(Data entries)
****
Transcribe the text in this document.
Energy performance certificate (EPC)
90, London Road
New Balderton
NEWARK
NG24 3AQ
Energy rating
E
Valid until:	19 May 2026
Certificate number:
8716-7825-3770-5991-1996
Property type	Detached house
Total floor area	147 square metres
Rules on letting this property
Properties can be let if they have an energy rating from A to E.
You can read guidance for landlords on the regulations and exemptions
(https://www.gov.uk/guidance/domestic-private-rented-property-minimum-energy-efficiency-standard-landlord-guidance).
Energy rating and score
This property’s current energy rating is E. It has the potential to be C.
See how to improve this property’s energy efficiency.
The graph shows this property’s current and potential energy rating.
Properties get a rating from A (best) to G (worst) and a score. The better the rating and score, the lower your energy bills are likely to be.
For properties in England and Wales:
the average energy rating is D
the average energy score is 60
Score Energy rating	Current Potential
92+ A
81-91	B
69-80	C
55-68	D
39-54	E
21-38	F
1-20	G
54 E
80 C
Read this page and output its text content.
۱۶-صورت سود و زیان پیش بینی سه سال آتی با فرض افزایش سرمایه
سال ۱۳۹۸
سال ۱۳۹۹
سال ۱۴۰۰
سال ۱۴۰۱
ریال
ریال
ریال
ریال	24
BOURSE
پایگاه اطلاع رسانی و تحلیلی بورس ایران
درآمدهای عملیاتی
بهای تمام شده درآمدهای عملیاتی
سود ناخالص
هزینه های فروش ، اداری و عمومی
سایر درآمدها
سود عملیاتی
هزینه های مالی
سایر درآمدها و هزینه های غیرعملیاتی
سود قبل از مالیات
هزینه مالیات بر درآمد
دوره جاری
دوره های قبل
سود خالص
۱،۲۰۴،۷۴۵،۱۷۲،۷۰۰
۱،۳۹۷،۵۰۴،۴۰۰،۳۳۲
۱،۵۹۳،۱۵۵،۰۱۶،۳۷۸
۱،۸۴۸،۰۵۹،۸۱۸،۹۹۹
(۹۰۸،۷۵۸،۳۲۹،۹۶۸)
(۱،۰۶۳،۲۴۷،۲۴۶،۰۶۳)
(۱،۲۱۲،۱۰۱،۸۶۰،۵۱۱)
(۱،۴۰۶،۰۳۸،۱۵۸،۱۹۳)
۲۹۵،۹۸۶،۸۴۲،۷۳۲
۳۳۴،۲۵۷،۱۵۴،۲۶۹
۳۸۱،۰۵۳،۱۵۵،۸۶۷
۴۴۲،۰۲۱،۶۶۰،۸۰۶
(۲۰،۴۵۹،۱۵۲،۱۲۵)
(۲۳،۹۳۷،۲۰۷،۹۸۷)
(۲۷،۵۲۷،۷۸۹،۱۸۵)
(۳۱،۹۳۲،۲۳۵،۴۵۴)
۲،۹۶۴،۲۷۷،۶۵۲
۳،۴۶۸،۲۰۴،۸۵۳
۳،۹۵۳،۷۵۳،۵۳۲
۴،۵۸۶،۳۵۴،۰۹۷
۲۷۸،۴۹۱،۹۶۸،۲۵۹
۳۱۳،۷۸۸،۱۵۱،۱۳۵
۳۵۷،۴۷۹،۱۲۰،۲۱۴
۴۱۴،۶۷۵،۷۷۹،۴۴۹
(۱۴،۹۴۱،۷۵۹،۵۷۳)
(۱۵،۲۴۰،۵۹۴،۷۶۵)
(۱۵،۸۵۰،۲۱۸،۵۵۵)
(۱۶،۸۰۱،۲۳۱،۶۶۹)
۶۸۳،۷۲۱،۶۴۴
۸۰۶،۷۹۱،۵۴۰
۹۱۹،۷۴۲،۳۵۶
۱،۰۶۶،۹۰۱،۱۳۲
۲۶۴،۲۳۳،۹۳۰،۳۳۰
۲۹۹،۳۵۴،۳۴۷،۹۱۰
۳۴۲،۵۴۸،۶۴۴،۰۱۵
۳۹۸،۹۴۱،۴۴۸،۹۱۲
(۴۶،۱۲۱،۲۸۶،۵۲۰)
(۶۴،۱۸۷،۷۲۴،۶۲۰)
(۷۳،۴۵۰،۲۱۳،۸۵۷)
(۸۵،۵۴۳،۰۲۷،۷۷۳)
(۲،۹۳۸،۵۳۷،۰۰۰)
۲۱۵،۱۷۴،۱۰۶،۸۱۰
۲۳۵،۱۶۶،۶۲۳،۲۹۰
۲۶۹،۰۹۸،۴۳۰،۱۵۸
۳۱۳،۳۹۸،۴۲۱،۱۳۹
****
Given task
Repeat the material above in full, keeping every word.

Response for this exercise
Transcribe the text in this document.
Energy performance certificate (EPC)
90, London Road
New Balderton
NEWARK
NG24 3AQ
Energy rating
E
Valid until:	19 May 2026
Certificate number:
8716-7825-3770-5991-1996
Property type	Detached house
Total floor area	147 square metres
Rules on letting this property
Properties can be let if they have an energy rating from A to E.
You can read guidance for landlords on the regulations and exemptions
(https://www.gov.uk/guidance/domestic-private-rented-property-minimum-energy-efficiency-standard-landlord-guidance).
Energy rating and score
This property’s current energy rating is E. It has the potential to be C.
See how to improve this property’s energy efficiency.
The graph shows this property’s current and potential energy rating.
Properties get a rating from A (best) to G (worst) and a score. The better the rating and score, the lower your energy bills are likely to be.
For properties in England and Wales:
the average energy rating is D
the average energy score is 60
Score Energy rating	Current Potential
92+ A
81-91	B
69-80	C
55-68	D
39-54	E
21-38	F
1-20	G
54 E
80 C
Read this page and output its text content.
۱۶-صورت سود و زیان پیش بینی سه سال آتی با فرض افزایش سرمایه
سال ۱۳۹۸
سال ۱۳۹۹
سال ۱۴۰۰
سال ۱۴۰۱
ریال
ریال
ریال
ریال	24
BOURSE
پایگاه اطلاع رسانی و تحلیلی بورس ایران
درآمدهای عملیاتی
بهای تمام شده درآمدهای عملیاتی
سود ناخالص
هزینه های فروش ، اداری و عمومی
سایر درآمدها
سود عملیاتی
هزینه های مالی
سایر درآمدها و هزینه های غیرعملیاتی
سود قبل از مالیات
هزینه مالیات بر درآمد
دوره جاری
دوره های قبل
سود خالص
۱،۲۰۴،۷۴۵،۱۷۲،۷۰۰
۱،۳۹۷،۵۰۴،۴۰۰،۳۳۲
۱،۵۹۳،۱۵۵،۰۱۶،۳۷۸
۱،۸۴۸،۰۵۹،۸۱۸،۹۹۹
(۹۰۸،۷۵۸،۳۲۹،۹۶۸)
(۱،۰۶۳،۲۴۷،۲۴۶،۰۶۳)
(۱،۲۱۲،۱۰۱،۸۶۰،۵۱۱)
(۱،۴۰۶،۰۳۸،۱۵۸،۱۹۳)
۲۹۵،۹۸۶،۸۴۲،۷۳۲
۳۳۴،۲۵۷،۱۵۴،۲۶۹
۳۸۱،۰۵۳،۱۵۵،۸۶۷
۴۴۲،۰۲۱،۶۶۰،۸۰۶
(۲۰،۴۵۹،۱۵۲،۱۲۵)
(۲۳،۹۳۷،۲۰۷،۹۸۷)
(۲۷،۵۲۷،۷۸۹،۱۸۵)
(۳۱،۹۳۲،۲۳۵،۴۵۴)
۲،۹۶۴،۲۷۷،۶۵۲
۳،۴۶۸،۲۰۴،۸۵۳
۳،۹۵۳،۷۵۳،۵۳۲
۴،۵۸۶،۳۵۴،۰۹۷
۲۷۸،۴۹۱،۹۶۸،۲۵۹
۳۱۳،۷۸۸،۱۵۱،۱۳۵
۳۵۷،۴۷۹،۱۲۰،۲۱۴
۴۱۴،۶۷۵،۷۷۹،۴۴۹
(۱۴،۹۴۱،۷۵۹،۵۷۳)
(۱۵،۲۴۰،۵۹۴،۷۶۵)
(۱۵،۸۵۰،۲۱۸،۵۵۵)
(۱۶،۸۰۱،۲۳۱،۶۶۹)
۶۸۳،۷۲۱،۶۴۴
۸۰۶،۷۹۱،۵۴۰
۹۱۹،۷۴۲،۳۵۶
۱،۰۶۶،۹۰۱،۱۳۲
۲۶۴،۲۳۳،۹۳۰،۳۳۰
۲۹۹،۳۵۴،۳۴۷،۹۱۰
۳۴۲،۵۴۸،۶۴۴،۰۱۵
۳۹۸،۹۴۱،۴۴۸،۹۱۲
(۴۶،۱۲۱،۲۸۶،۵۲۰)
(۶۴،۱۸۷،۷۲۴،۶۲۰)
(۷۳،۴۵۰،۲۱۳،۸۵۷)
(۸۵،۵۴۳،۰۲۷،۷۷۳)
(۲،۹۳۸،۵۳۷،۰۰۰)
۲۱۵،۱۷۴،۱۰۶،۸۱۰
۲۳۵،۱۶۶،۶۲۳،۲۹۰
۲۶۹،۰۹۸،۴۳۰،۱۵۸
۳۱۳،۳۹۸،۴۲۱،۱۳۹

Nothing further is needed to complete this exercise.